======== TASK DATA ========
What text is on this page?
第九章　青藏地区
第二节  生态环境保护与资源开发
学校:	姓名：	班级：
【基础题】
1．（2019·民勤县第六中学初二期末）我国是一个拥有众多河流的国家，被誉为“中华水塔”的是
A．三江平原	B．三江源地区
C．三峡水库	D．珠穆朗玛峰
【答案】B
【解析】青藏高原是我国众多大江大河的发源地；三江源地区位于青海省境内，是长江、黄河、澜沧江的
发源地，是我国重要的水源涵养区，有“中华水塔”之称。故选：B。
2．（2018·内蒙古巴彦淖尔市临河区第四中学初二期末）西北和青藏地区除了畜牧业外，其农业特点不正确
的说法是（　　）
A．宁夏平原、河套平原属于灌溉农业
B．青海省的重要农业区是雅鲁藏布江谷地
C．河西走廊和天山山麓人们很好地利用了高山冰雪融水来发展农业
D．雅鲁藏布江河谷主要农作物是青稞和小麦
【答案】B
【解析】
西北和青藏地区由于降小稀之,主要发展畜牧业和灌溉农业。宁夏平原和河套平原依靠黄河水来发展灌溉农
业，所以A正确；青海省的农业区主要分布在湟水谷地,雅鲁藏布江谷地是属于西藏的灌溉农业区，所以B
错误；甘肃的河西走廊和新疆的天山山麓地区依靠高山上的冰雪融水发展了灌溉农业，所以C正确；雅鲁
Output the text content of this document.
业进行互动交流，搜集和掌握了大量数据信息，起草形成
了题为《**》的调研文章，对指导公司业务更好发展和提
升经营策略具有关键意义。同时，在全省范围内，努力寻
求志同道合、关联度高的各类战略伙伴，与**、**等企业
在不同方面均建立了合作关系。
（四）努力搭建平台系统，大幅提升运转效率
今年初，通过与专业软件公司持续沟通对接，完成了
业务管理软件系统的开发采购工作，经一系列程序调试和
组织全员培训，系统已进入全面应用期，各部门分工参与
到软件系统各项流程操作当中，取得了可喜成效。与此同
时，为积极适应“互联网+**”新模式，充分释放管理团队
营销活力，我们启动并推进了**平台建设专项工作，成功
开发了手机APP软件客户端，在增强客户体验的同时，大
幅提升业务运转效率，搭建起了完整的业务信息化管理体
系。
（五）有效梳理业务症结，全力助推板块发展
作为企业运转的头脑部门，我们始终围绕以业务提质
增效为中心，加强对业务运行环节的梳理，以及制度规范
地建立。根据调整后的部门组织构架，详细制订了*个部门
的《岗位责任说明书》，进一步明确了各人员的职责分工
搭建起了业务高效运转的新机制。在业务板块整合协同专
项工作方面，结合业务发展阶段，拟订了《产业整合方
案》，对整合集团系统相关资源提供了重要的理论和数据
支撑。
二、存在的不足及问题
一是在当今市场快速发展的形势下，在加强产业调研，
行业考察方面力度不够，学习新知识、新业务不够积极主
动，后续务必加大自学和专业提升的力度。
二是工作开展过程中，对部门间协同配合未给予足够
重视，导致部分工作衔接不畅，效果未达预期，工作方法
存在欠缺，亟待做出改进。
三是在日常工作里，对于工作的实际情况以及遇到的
========
WHAT YOU ARE ASKED TO DO:
Restate the whole listing exactly.

EXERCISE RESPONSE:
What text is on this page?
第九章　青藏地区
第二节  生态环境保护与资源开发
学校:	姓名：	班级：
【基础题】
1．（2019·民勤县第六中学初二期末）我国是一个拥有众多河流的国家，被誉为“中华水塔”的是
A．三江平原	B．三江源地区
C．三峡水库	D．珠穆朗玛峰
【答案】B
【解析】青藏高原是我国众多大江大河的发源地；三江源地区位于青海省境内，是长江、黄河、澜沧江的
发源地，是我国重要的水源涵养区，有“中华水塔”之称。故选：B。
2．（2018·内蒙古巴彦淖尔市临河区第四中学初二期末）西北和青藏地区除了畜牧业外，其农业特点不正确
的说法是（　　）
A．宁夏平原、河套平原属于灌溉农业
B．青海省的重要农业区是雅鲁藏布江谷地
C．河西走廊和天山山麓人们很好地利用了高山冰雪融水来发展农业
D．雅鲁藏布江河谷主要农作物是青稞和小麦
【答案】B
【解析】
西北和青藏地区由于降小稀之,主要发展畜牧业和灌溉农业。宁夏平原和河套平原依靠黄河水来发展灌溉农
业，所以A正确；青海省的农业区主要分布在湟水谷地,雅鲁藏布江谷地是属于西藏的灌溉农业区，所以B
错误；甘肃的河西走廊和新疆的天山山麓地区依靠高山上的冰雪融水发展了灌溉农业，所以C正确；雅鲁
Output the text content of this document.
业进行互动交流，搜集和掌握了大量数据信息，起草形成
了题为《**》的调研文章，对指导公司业务更好发展和提
升经营策略具有关键意义。同时，在全省范围内，努力寻
求志同道合、关联度高的各类战略伙伴，与**、**等企业
在不同方面均建立了合作关系。
（四）努力搭建平台系统，大幅提升运转效率
今年初，通过与专业软件公司持续沟通对接，完成了
业务管理软件系统的开发采购工作，经一系列程序调试和
组织全员培训，系统已进入全面应用期，各部门分工参与
到软件系统各项流程操作当中，取得了可喜成效。与此同
时，为积极适应“互联网+**”新模式，充分释放管理团队
营销活力，我们启动并推进了**平台建设专项工作，成功
开发了手机APP软件客户端，在增强客户体验的同时，大
幅提升业务运转效率，搭建起了完整的业务信息化管理体
系。
（五）有效梳理业务症结，全力助推板块发展
作为企业运转的头脑部门，我们始终围绕以业务提质
增效为中心，加强对业务运行环节的梳理，以及制度规范
地建立。根据调整后的部门组织构架，详细制订了*个部门
的《岗位责任说明书》，进一步明确了各人员的职责分工
搭建起了业务高效运转的新机制。在业务板块整合协同专
项工作方面，结合业务发展阶段，拟订了《产业整合方
案》，对整合集团系统相关资源提供了重要的理论和数据
支撑。
二、存在的不足及问题
一是在当今市场快速发展的形势下，在加强产业调研，
行业考察方面力度不够，学习新知识、新业务不够积极主
动，后续务必加大自学和专业提升的力度。
二是工作开展过程中，对部门间协同配合未给予足够
重视，导致部分工作衔接不畅，效果未达预期，工作方法
存在欠缺，亟待做出改进。
三是在日常工作里，对于工作的实际情况以及遇到的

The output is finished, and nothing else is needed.